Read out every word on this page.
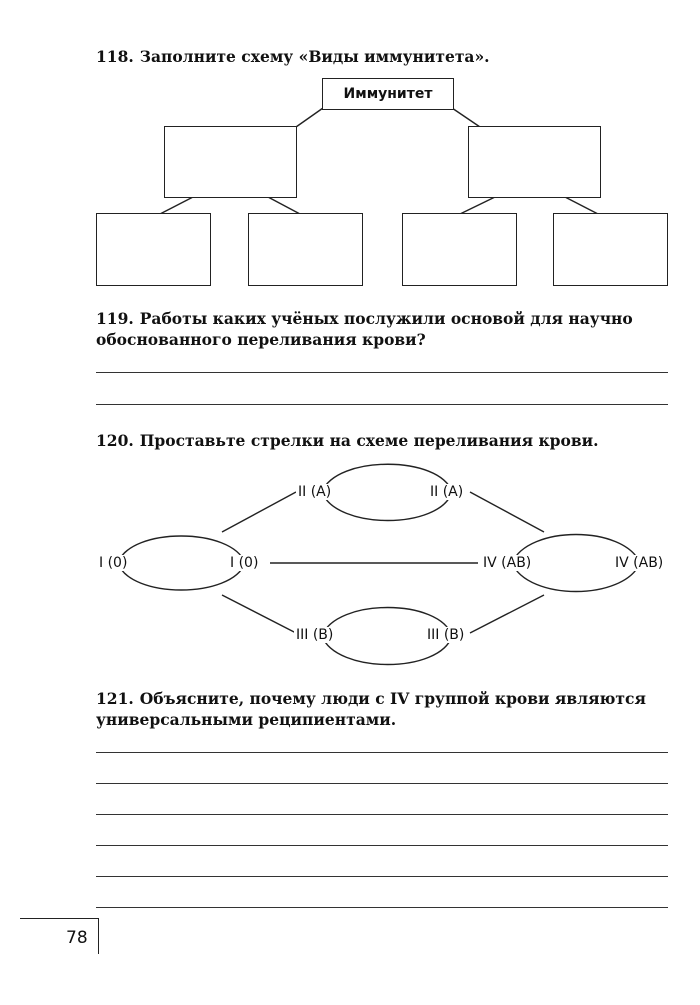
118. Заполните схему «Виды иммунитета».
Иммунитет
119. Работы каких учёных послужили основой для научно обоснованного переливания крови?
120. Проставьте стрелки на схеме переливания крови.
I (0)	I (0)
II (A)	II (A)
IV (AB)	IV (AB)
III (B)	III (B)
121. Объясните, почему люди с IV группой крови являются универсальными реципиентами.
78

——

Request: Output the full set of records above without changing a word, and drop the images.

Exercise solution:
Read out every word on this page.
118. Заполните схему «Виды иммунитета».
Иммунитет
119. Работы каких учёных послужили основой для научно обоснованного переливания крови?
120. Проставьте стрелки на схеме переливания крови.
I (0)	I (0)
II (A)	II (A)
IV (AB)	IV (AB)
III (B)	III (B)
121. Объясните, почему люди с IV группой крови являются универсальными реципиентами.
78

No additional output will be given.